▸ Required work: Pull each line holding "handle" out of the entries below.

▸ Provided data:
•••••
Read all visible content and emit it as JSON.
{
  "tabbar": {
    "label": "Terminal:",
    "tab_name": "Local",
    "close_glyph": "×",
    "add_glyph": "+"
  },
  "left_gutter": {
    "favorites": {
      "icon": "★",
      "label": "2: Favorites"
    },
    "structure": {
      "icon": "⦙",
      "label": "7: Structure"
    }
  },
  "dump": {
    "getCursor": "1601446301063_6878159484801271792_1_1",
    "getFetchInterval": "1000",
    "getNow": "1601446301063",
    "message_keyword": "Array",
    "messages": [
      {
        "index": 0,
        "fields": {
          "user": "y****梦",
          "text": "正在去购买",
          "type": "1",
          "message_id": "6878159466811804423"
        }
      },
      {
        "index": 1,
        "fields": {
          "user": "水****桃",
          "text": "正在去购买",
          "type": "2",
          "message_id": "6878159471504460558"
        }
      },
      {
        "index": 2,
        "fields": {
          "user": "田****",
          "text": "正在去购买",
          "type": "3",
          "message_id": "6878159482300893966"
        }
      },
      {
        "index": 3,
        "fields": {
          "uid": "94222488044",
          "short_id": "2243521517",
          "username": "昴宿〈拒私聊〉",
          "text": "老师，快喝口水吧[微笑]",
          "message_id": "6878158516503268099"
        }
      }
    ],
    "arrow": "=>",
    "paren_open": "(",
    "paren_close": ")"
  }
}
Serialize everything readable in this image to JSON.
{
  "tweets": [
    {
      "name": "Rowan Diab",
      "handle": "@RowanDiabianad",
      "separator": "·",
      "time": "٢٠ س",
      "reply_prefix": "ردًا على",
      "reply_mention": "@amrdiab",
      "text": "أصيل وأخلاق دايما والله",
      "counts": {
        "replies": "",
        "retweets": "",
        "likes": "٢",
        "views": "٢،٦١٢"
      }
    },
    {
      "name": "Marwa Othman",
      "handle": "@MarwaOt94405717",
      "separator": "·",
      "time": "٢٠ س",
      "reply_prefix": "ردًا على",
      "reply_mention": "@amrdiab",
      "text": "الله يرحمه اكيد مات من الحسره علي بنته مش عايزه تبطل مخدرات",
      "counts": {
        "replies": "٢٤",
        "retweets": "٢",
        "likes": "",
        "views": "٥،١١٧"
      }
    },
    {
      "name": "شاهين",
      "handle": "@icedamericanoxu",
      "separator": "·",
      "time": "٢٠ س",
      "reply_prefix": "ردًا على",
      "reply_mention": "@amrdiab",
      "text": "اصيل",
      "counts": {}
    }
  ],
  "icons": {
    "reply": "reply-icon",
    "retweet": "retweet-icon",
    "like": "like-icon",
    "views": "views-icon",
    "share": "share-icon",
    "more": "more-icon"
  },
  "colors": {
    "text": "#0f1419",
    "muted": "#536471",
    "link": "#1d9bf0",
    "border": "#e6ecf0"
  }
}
•••••
▸ Response below:
      "handle": "@RowanDiabianad",
      "handle": "@MarwaOt94405717",
      "handle": "@icedamericanoxu",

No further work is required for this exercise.